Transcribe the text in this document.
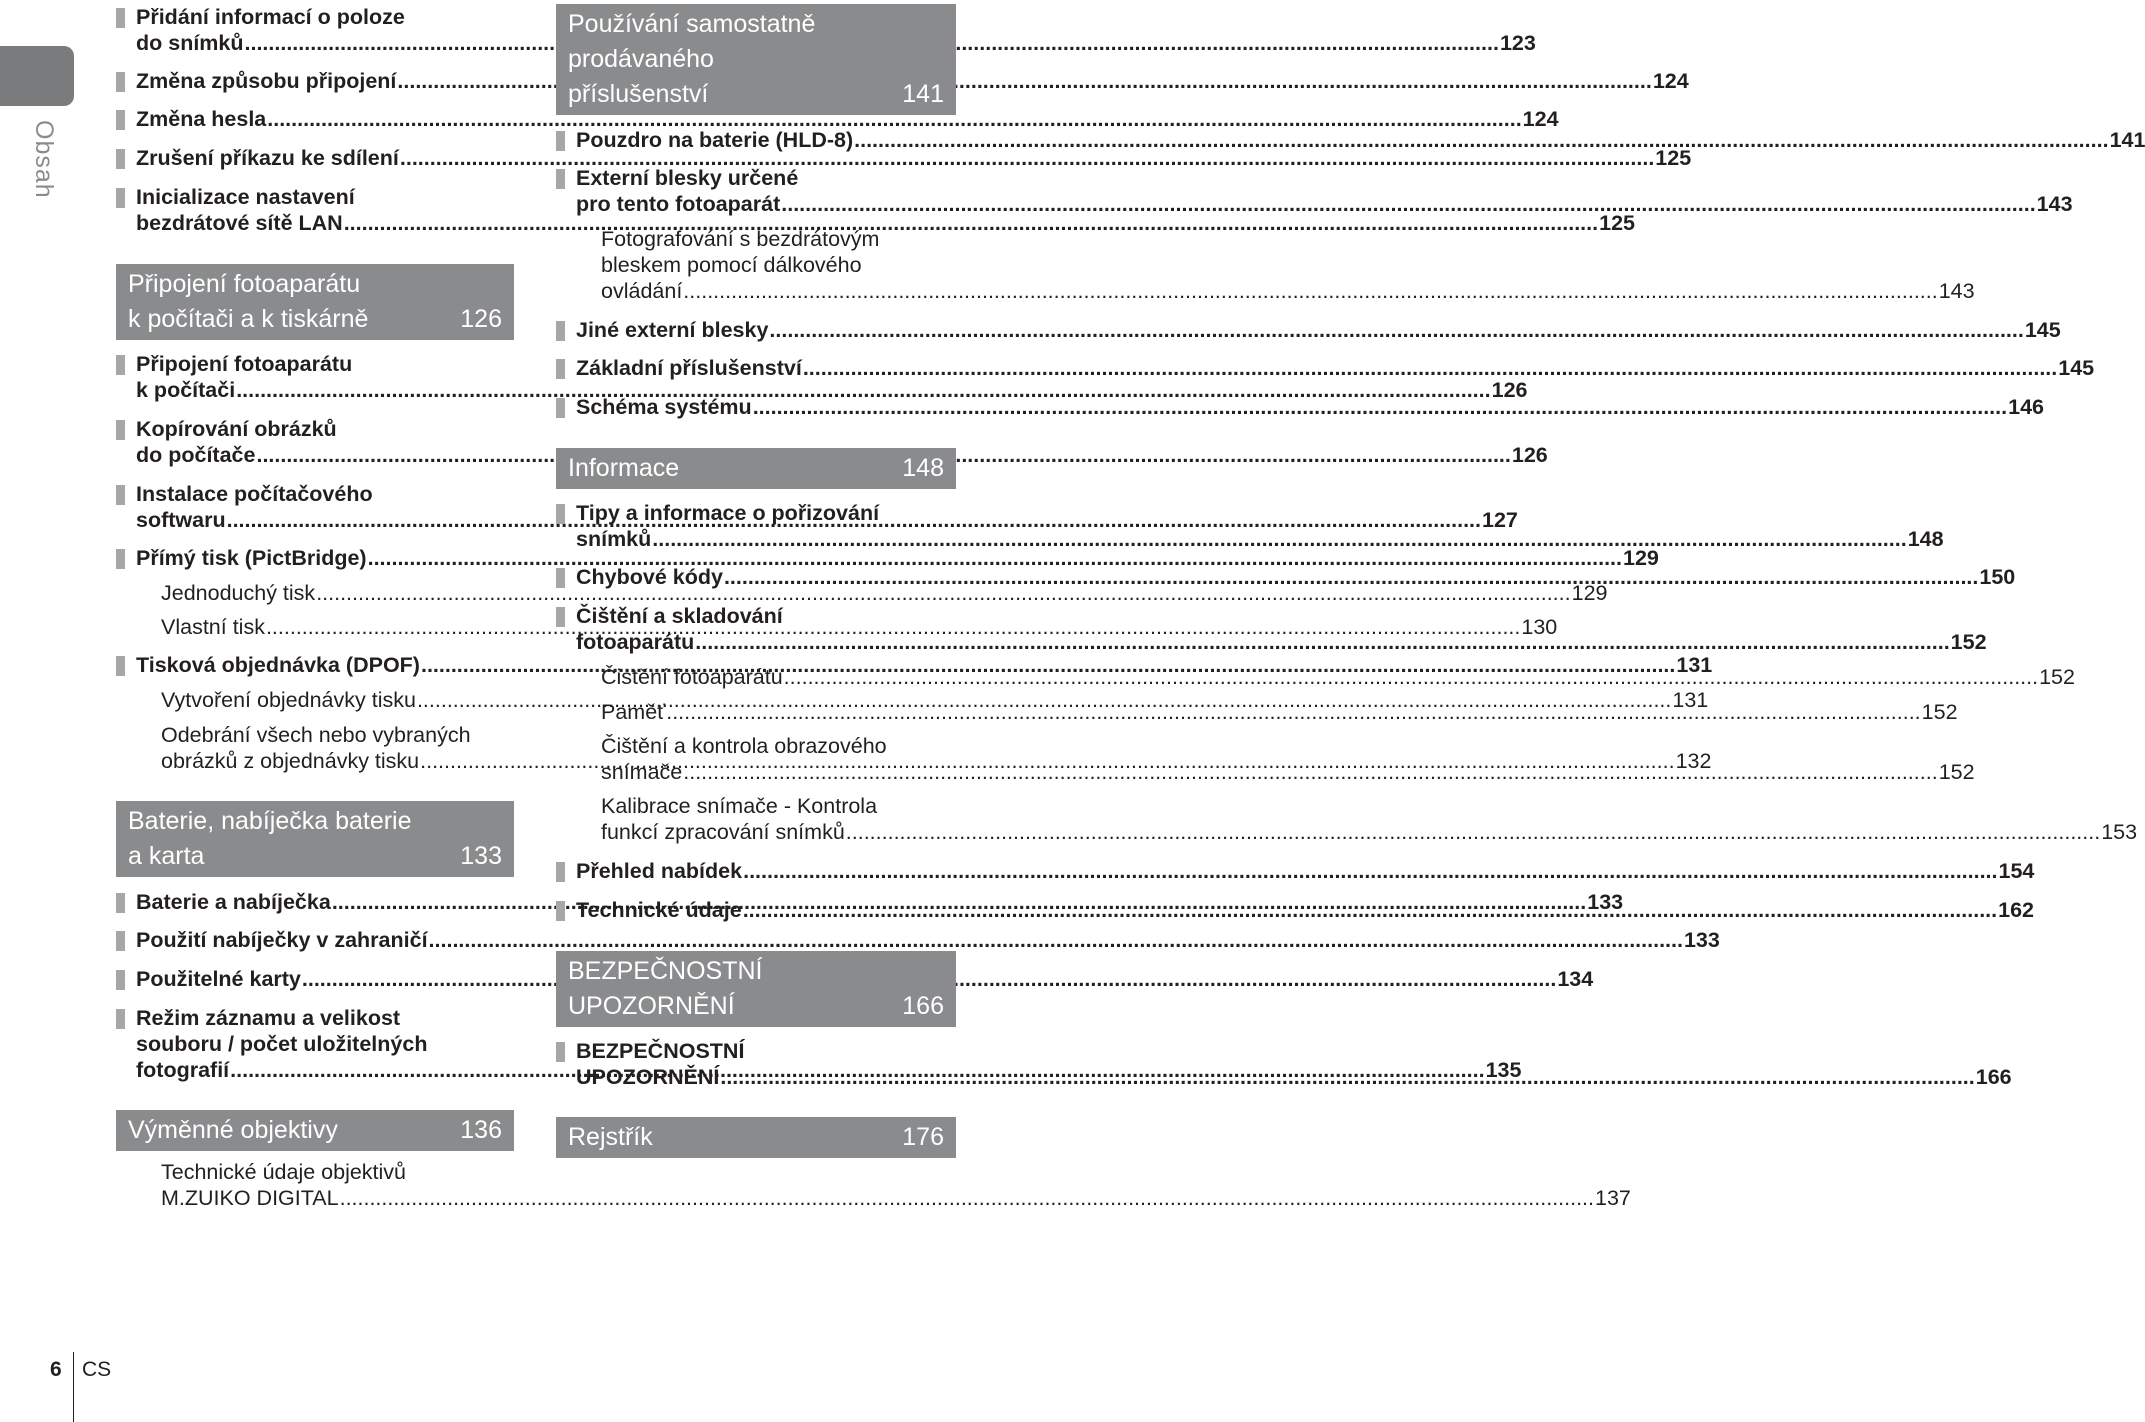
Obsah
Přidání informací o poloze
do snímků .....	123
Změna způsobu připojení .....	124
Změna hesla .....	124
Zrušení příkazu ke sdílení .....	125
Inicializace nastavení
bezdrátové sítě LAN .....	125
Připojení fotoaparátu
k počítači a k tiskárně	126
Připojení fotoaparátu
k počítači .....	126
Kopírování obrázků
do počítače .....	126
Instalace počítačového
softwaru .....	127
Přímý tisk (PictBridge) .....	129
Jednoduchý tisk .....	129
Vlastní tisk .....	130
Tisková objednávka (DPOF) .....	131
Vytvoření objednávky tisku .....	131
Odebrání všech nebo vybraných
obrázků z objednávky tisku .....	132
Baterie, nabíječka baterie
a karta	133
Baterie a nabíječka .....	133
Použití nabíječky v zahraničí .....	133
Použitelné karty .....	134
Režim záznamu a velikost
souboru / počet uložitelných
fotografií .....	135
Výměnné objektivy	136
Technické údaje objektivů
M.ZUIKO DIGITAL .....	137
Používání samostatně
prodávaného
příslušenství	141
Pouzdro na baterie (HLD-8) .....	141
Externí blesky určené
pro tento fotoaparát .....	143
Fotografování s bezdrátovým
bleskem pomocí dálkového
ovládání .....	143
Jiné externí blesky .....	145
Základní příslušenství .....	145
Schéma systému .....	146
Informace	148
Tipy a informace o pořizování
snímků .....	148
Chybové kódy .....	150
Čištění a skladování
fotoaparátu .....	152
Čistění fotoaparátu .....	152
Paměť .....	152
Čištění a kontrola obrazového
snímače .....	152
Kalibrace snímače - Kontrola
funkcí zpracování snímků .....	153
Přehled nabídek .....	154
Technické údaje .....	162
BEZPEČNOSTNÍ
UPOZORNĚNÍ	166
BEZPEČNOSTNÍ
UPOZORNĚNÍ .....	166
Rejstřík	176
6 CS
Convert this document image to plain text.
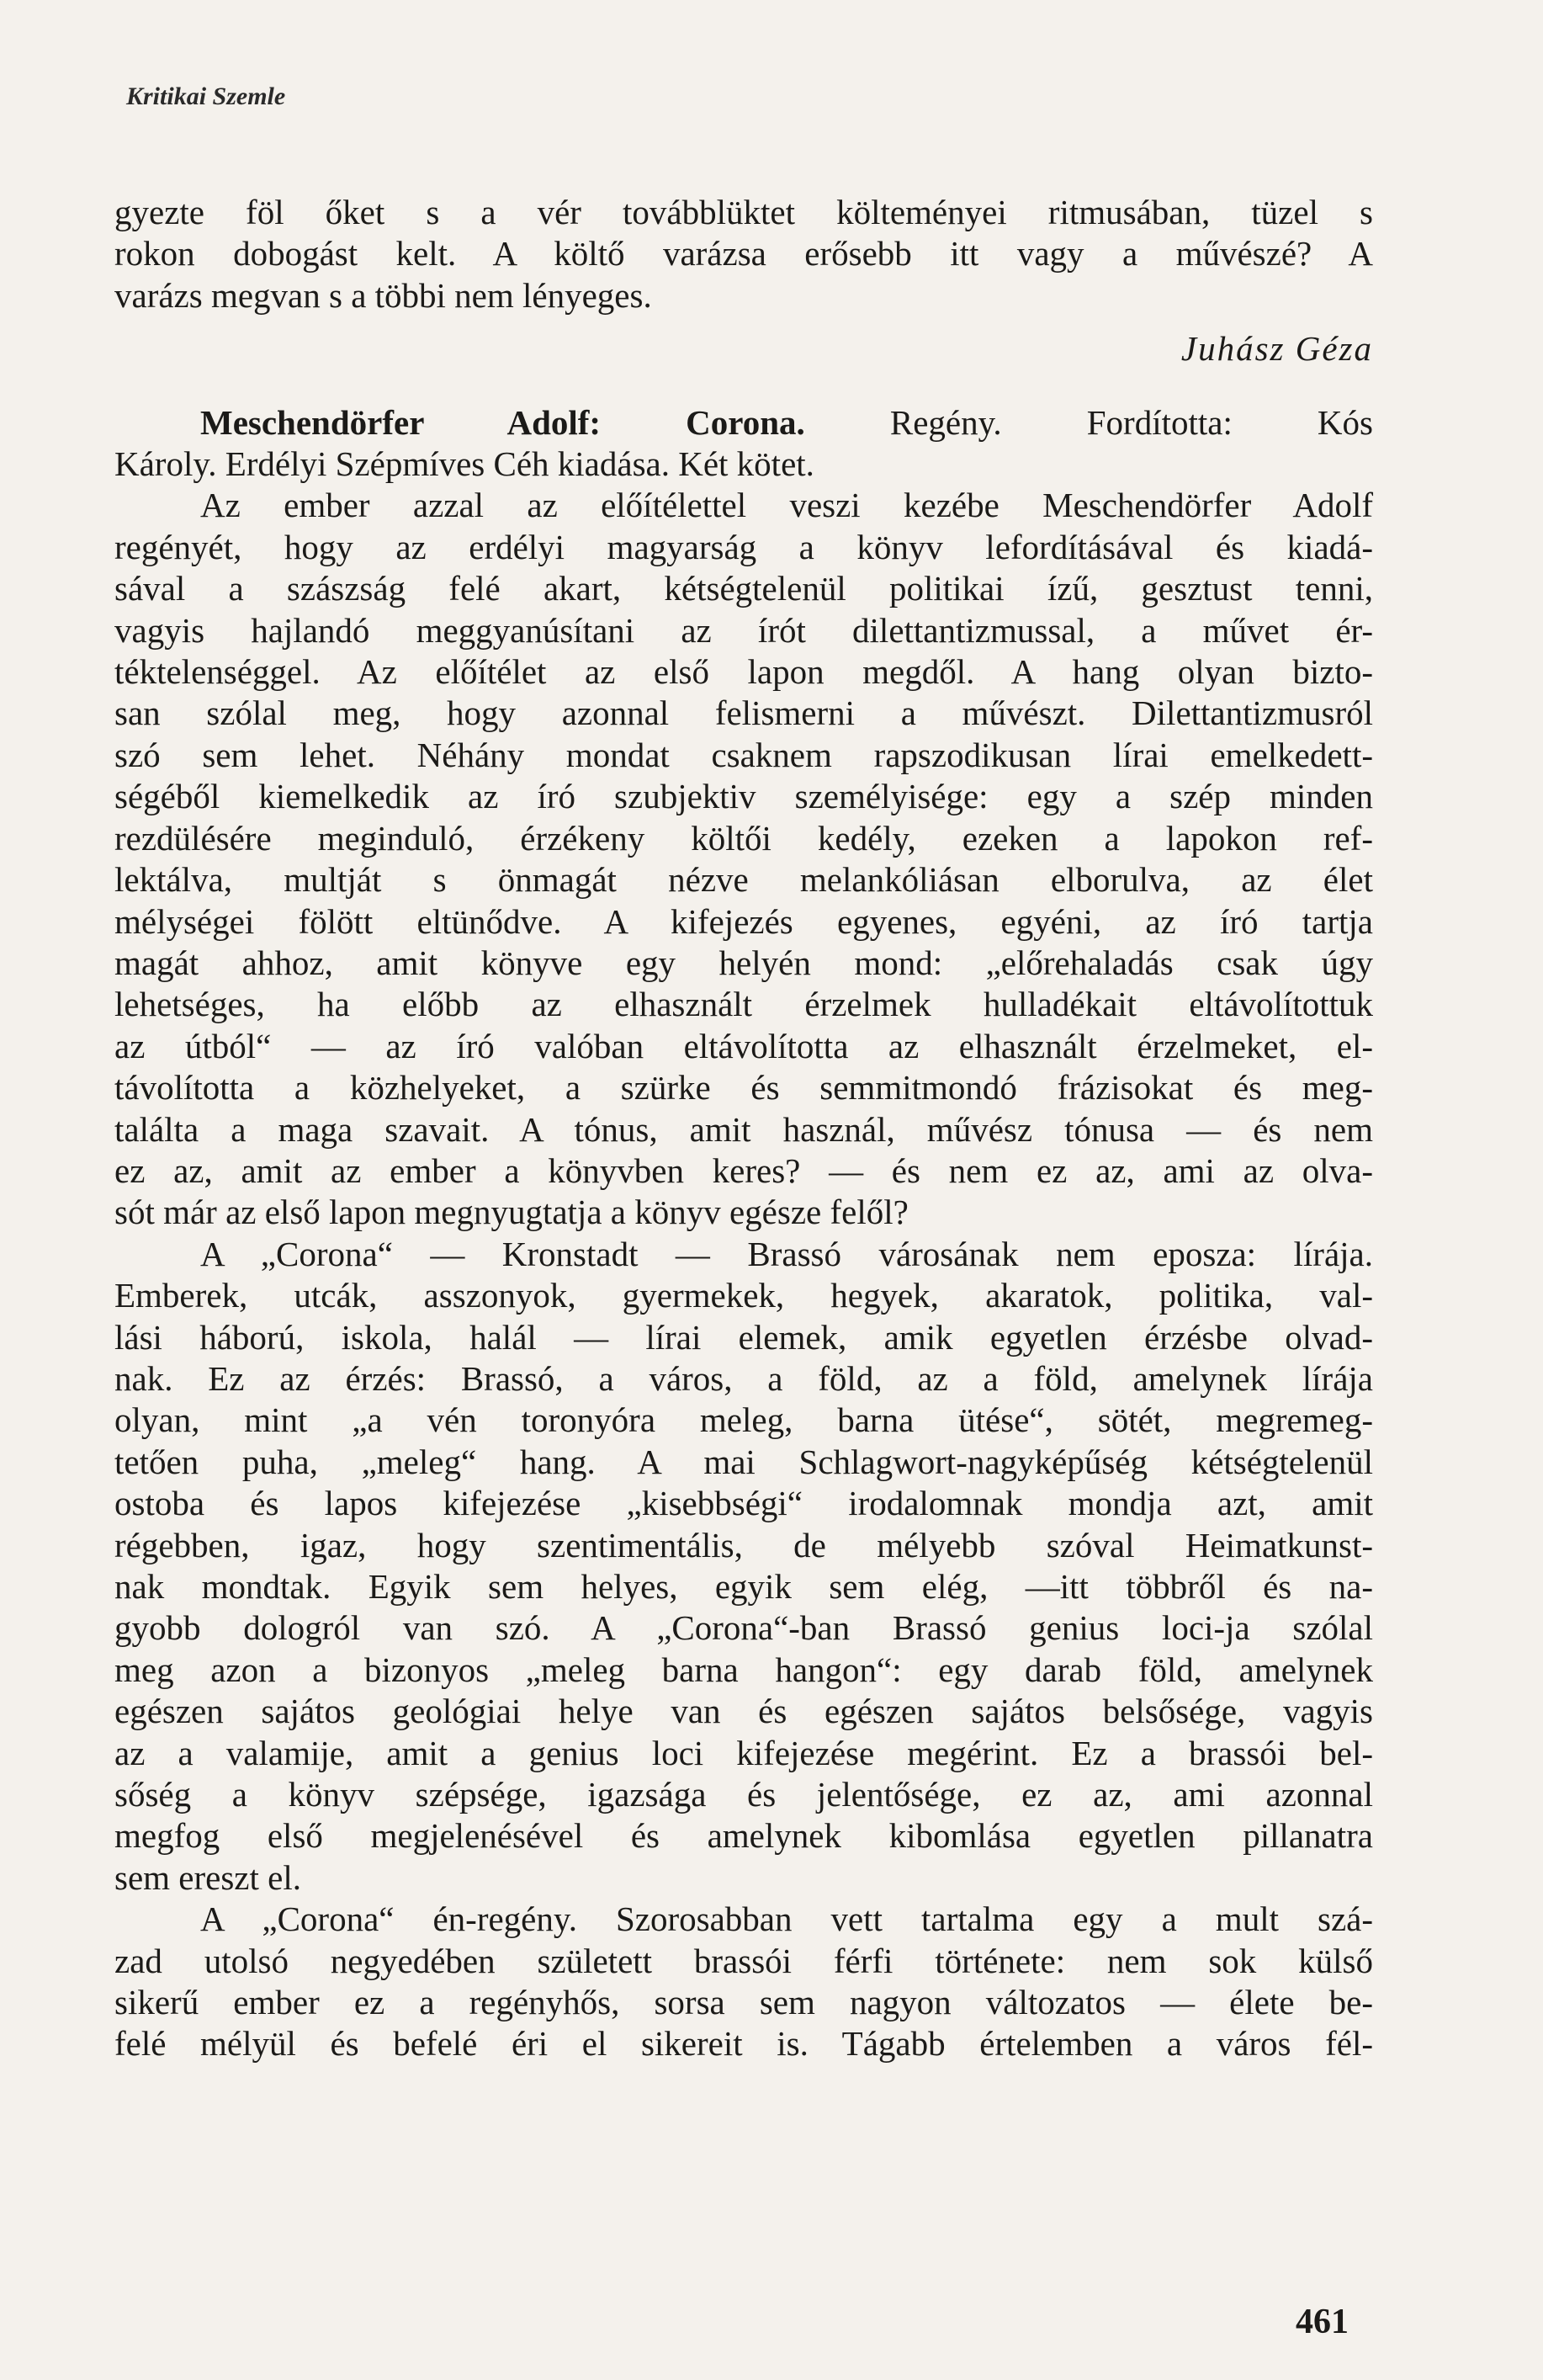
Kritikai Szemle
gyezte föl őket s a vér továbblüktet költeményei ritmusában, tüzel s
rokon dobogást kelt. A költő varázsa erősebb itt vagy a művészé? A
varázs megvan s a többi nem lényeges.
Juhász Géza
Meschendörfer Adolf: Corona. Regény. Fordította: Kós
Károly. Erdélyi Szépmíves Céh kiadása. Két kötet.
Az ember azzal az előítélettel veszi kezébe Meschendörfer Adolf
regényét, hogy az erdélyi magyarság a könyv lefordításával és kiadá-
sával a szászság felé akart, kétségtelenül politikai ízű, gesztust tenni,
vagyis hajlandó meggyanúsítani az írót dilettantizmussal, a művet ér-
téktelenséggel. Az előítélet az első lapon megdől. A hang olyan bizto-
san szólal meg, hogy azonnal felismerni a művészt. Dilettantizmusról
szó sem lehet. Néhány mondat csaknem rapszodikusan lírai emelkedett-
ségéből kiemelkedik az író szubjektiv személyisége: egy a szép minden
rezdülésére meginduló, érzékeny költői kedély, ezeken a lapokon ref-
lektálva, multját s önmagát nézve melankóliásan elborulva, az élet
mélységei fölött eltünődve. A kifejezés egyenes, egyéni, az író tartja
magát ahhoz, amit könyve egy helyén mond: „előrehaladás csak úgy
lehetséges, ha előbb az elhasznált érzelmek hulladékait eltávolítottuk
az útból“ — az író valóban eltávolította az elhasznált érzelmeket, el-
távolította a közhelyeket, a szürke és semmitmondó frázisokat és meg-
találta a maga szavait. A tónus, amit használ, művész tónusa — és nem
ez az, amit az ember a könyvben keres? — és nem ez az, ami az olva-
sót már az első lapon megnyugtatja a könyv egésze felől?
A „Corona“ — Kronstadt — Brassó városának nem eposza: lírája.
Emberek, utcák, asszonyok, gyermekek, hegyek, akaratok, politika, val-
lási háború, iskola, halál — lírai elemek, amik egyetlen érzésbe olvad-
nak. Ez az érzés: Brassó, a város, a föld, az a föld, amelynek lírája
olyan, mint „a vén toronyóra meleg, barna ütése“, sötét, megremeg-
tetően puha, „meleg“ hang. A mai Schlagwort-nagyképűség kétségtelenül
ostoba és lapos kifejezése „kisebbségi“ irodalomnak mondja azt, amit
régebben, igaz, hogy szentimentális, de mélyebb szóval Heimatkunst-
nak mondtak. Egyik sem helyes, egyik sem elég, —itt többről és na-
gyobb dologról van szó. A „Corona“-ban Brassó genius loci-ja szólal
meg azon a bizonyos „meleg barna hangon“: egy darab föld, amelynek
egészen sajátos geológiai helye van és egészen sajátos belsősége, vagyis
az a valamije, amit a genius loci kifejezése megérint. Ez a brassói bel-
sőség a könyv szépsége, igazsága és jelentősége, ez az, ami azonnal
megfog első megjelenésével és amelynek kibomlása egyetlen pillanatra
sem ereszt el.
A „Corona“ én-regény. Szorosabban vett tartalma egy a mult szá-
zad utolsó negyedében született brassói férfi története: nem sok külső
sikerű ember ez a regényhős, sorsa sem nagyon változatos — élete be-
felé mélyül és befelé éri el sikereit is. Tágabb értelemben a város fél-
461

GOAL: Every line of the data should be copied as it stands, without the images.

SOLUTION:
Transcribe the text in this document.
Obsah
Přidání informací o poloze
do snímků .....	123
Změna způsobu připojení .....	124
Změna hesla .....	124
Zrušení příkazu ke sdílení .....	125
Inicializace nastavení
bezdrátové sítě LAN .....	125
Připojení fotoaparátu
k počítači a k tiskárně	126
Připojení fotoaparátu
k počítači .....	126
Kopírování obrázků
do počítače .....	126
Instalace počítačového
softwaru .....	127
Přímý tisk (PictBridge) .....	129
Jednoduchý tisk .....	129
Vlastní tisk .....	130
Tisková objednávka (DPOF) .....	131
Vytvoření objednávky tisku .....	131
Odebrání všech nebo vybraných
obrázků z objednávky tisku .....	132
Baterie, nabíječka baterie
a karta	133
Baterie a nabíječka .....	133
Použití nabíječky v zahraničí .....	133
Použitelné karty .....	134
Režim záznamu a velikost
souboru / počet uložitelných
fotografií .....	135
Výměnné objektivy	136
Technické údaje objektivů
M.ZUIKO DIGITAL .....	137
Používání samostatně
prodávaného
příslušenství	141
Pouzdro na baterie (HLD-8) .....	141
Externí blesky určené
pro tento fotoaparát .....	143
Fotografování s bezdrátovým
bleskem pomocí dálkového
ovládání .....	143
Jiné externí blesky .....	145
Základní příslušenství .....	145
Schéma systému .....	146
Informace	148
Tipy a informace o pořizování
snímků .....	148
Chybové kódy .....	150
Čištění a skladování
fotoaparátu .....	152
Čistění fotoaparátu .....	152
Paměť .....	152
Čištění a kontrola obrazového
snímače .....	152
Kalibrace snímače - Kontrola
funkcí zpracování snímků .....	153
Přehled nabídek .....	154
Technické údaje .....	162
BEZPEČNOSTNÍ
UPOZORNĚNÍ	166
BEZPEČNOSTNÍ
UPOZORNĚNÍ .....	166
Rejstřík	176
6 CS
Convert this document image to plain text.
Kritikai Szemle
gyezte föl őket s a vér továbblüktet költeményei ritmusában, tüzel s
rokon dobogást kelt. A költő varázsa erősebb itt vagy a művészé? A
varázs megvan s a többi nem lényeges.
Juhász Géza
Meschendörfer Adolf: Corona. Regény. Fordította: Kós
Károly. Erdélyi Szépmíves Céh kiadása. Két kötet.
Az ember azzal az előítélettel veszi kezébe Meschendörfer Adolf
regényét, hogy az erdélyi magyarság a könyv lefordításával és kiadá-
sával a szászság felé akart, kétségtelenül politikai ízű, gesztust tenni,
vagyis hajlandó meggyanúsítani az írót dilettantizmussal, a művet ér-
téktelenséggel. Az előítélet az első lapon megdől. A hang olyan bizto-
san szólal meg, hogy azonnal felismerni a művészt. Dilettantizmusról
szó sem lehet. Néhány mondat csaknem rapszodikusan lírai emelkedett-
ségéből kiemelkedik az író szubjektiv személyisége: egy a szép minden
rezdülésére meginduló, érzékeny költői kedély, ezeken a lapokon ref-
lektálva, multját s önmagát nézve melankóliásan elborulva, az élet
mélységei fölött eltünődve. A kifejezés egyenes, egyéni, az író tartja
magát ahhoz, amit könyve egy helyén mond: „előrehaladás csak úgy
lehetséges, ha előbb az elhasznált érzelmek hulladékait eltávolítottuk
az útból“ — az író valóban eltávolította az elhasznált érzelmeket, el-
távolította a közhelyeket, a szürke és semmitmondó frázisokat és meg-
találta a maga szavait. A tónus, amit használ, művész tónusa — és nem
ez az, amit az ember a könyvben keres? — és nem ez az, ami az olva-
sót már az első lapon megnyugtatja a könyv egésze felől?
A „Corona“ — Kronstadt — Brassó városának nem eposza: lírája.
Emberek, utcák, asszonyok, gyermekek, hegyek, akaratok, politika, val-
lási háború, iskola, halál — lírai elemek, amik egyetlen érzésbe olvad-
nak. Ez az érzés: Brassó, a város, a föld, az a föld, amelynek lírája
olyan, mint „a vén toronyóra meleg, barna ütése“, sötét, megremeg-
tetően puha, „meleg“ hang. A mai Schlagwort-nagyképűség kétségtelenül
ostoba és lapos kifejezése „kisebbségi“ irodalomnak mondja azt, amit
régebben, igaz, hogy szentimentális, de mélyebb szóval Heimatkunst-
nak mondtak. Egyik sem helyes, egyik sem elég, —itt többről és na-
gyobb dologról van szó. A „Corona“-ban Brassó genius loci-ja szólal
meg azon a bizonyos „meleg barna hangon“: egy darab föld, amelynek
egészen sajátos geológiai helye van és egészen sajátos belsősége, vagyis
az a valamije, amit a genius loci kifejezése megérint. Ez a brassói bel-
sőség a könyv szépsége, igazsága és jelentősége, ez az, ami azonnal
megfog első megjelenésével és amelynek kibomlása egyetlen pillanatra
sem ereszt el.
A „Corona“ én-regény. Szorosabban vett tartalma egy a mult szá-
zad utolsó negyedében született brassói férfi története: nem sok külső
sikerű ember ez a regényhős, sorsa sem nagyon változatos — élete be-
felé mélyül és befelé éri el sikereit is. Tágabb értelemben a város fél-
461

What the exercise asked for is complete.